-- begin Document excerpt --

- Born: 24 July 1947 (age 78)
- Allegiance: United Kingdom
- Branch: Royal Navy
- Rank: Rear Admiral
- Awards: Companion of the Order of the Bath

= Brian Perowne =

Royal Navy Rear Admiral (born 1947)

Rear Admiral Benjamin Brian Perowne CB (born 24 July 1947) is a former Royal Navy officer who ended his naval career as Chief of Fleet Support.

==Early life==
The son of Rear-Admiral Benjamin Cubitt Perowne CB, by his marriage to Phyllis Marjorie Peel, Perowne was educated at Gresham's School, Holt, and at the Britannia Royal Naval College, Dartmouth.

==Naval career==
Perowne joined the Royal Navy in 1965 and passed the RN Staff College in 1977. He served in HM Yacht Britannia from 1980–82 and commanded HMS Alacrity in 1982–1983, before an appointment to the British Naval Staff in Washington D. C., 1986–88. His second command, in 1988–1989, was HMS Brazen, and after that he served as Assistant Director (Strategic Systems), then as Chief Naval Signals Officer at the Ministry of Defence. He was Commodore to the Clyde and Naval Base Commander, 1994 to 1996, Director General of Fleet Support (Ops and Plans) from 1996, Chief Executive at the Naval Bases and Supply Agency in 1999 a post he simoultensouly held until 2003. and Chief of Fleet Support in April 2000. In October 2000 he was involved with the Navy's efforts to deal with oil that had been leaking for several years from HMS Royal Oak in Scapa Flow. In 2004 he was appointed Deputy Chief Executive of Warship Support Agency until 2005 when he retired.

-- end Document excerpt --

#### To do
A. According to the Brian Perowne biography, which ship did he command in 1982–1983?
B. Copy the passage of the Brian Perowne biography verbatim, starting at "- Allegiance: United" and ending at "of Fleet Support.".

-- begin Collected data --

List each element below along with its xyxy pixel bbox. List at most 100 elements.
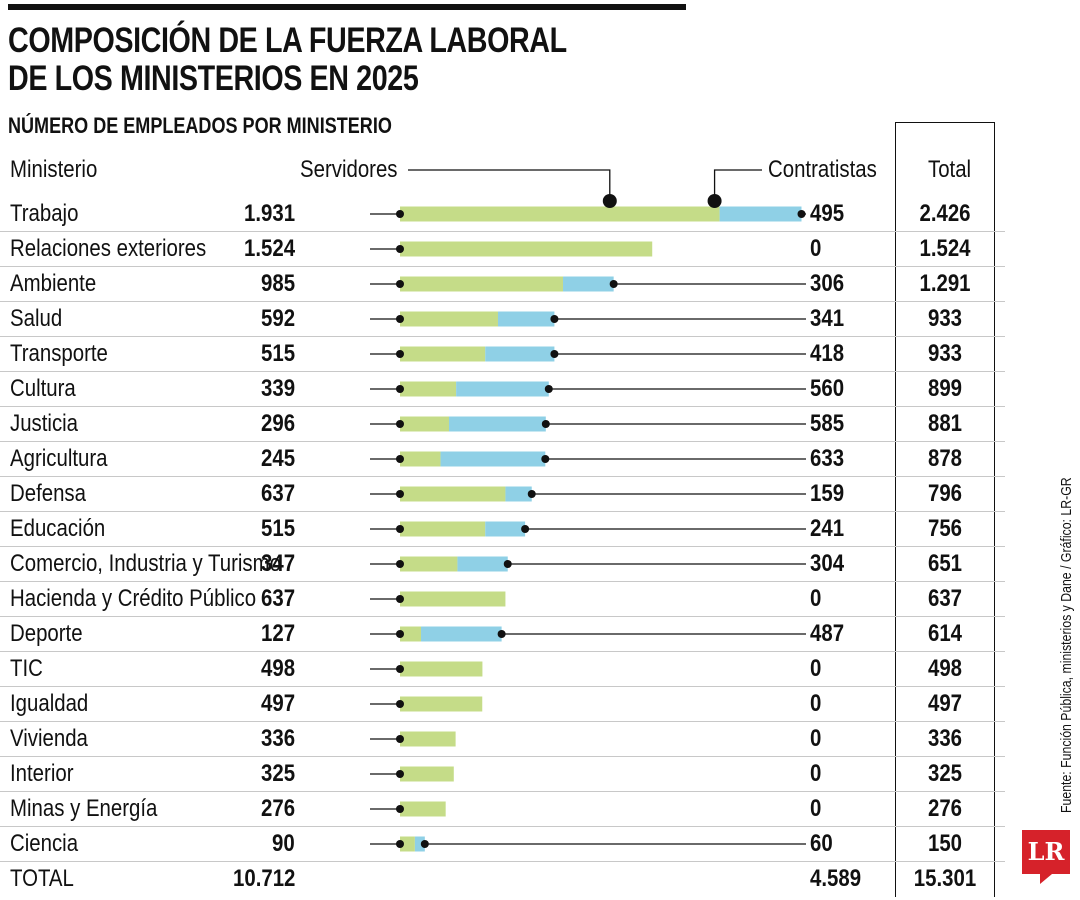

-- end Collected data --

#### Exercise answers
A. HMS Alacrity

B.
- Allegiance: United Kingdom
- Branch: Royal Navy
- Rank: Rear Admiral
- Awards: Companion of the Order of the Bath

= Brian Perowne =

Royal Navy Rear Admiral (born 1947)

Rear Admiral Benjamin Brian Perowne CB (born 24 July 1947) is a former Royal Navy officer who ended his naval career as Chief of Fleet Support.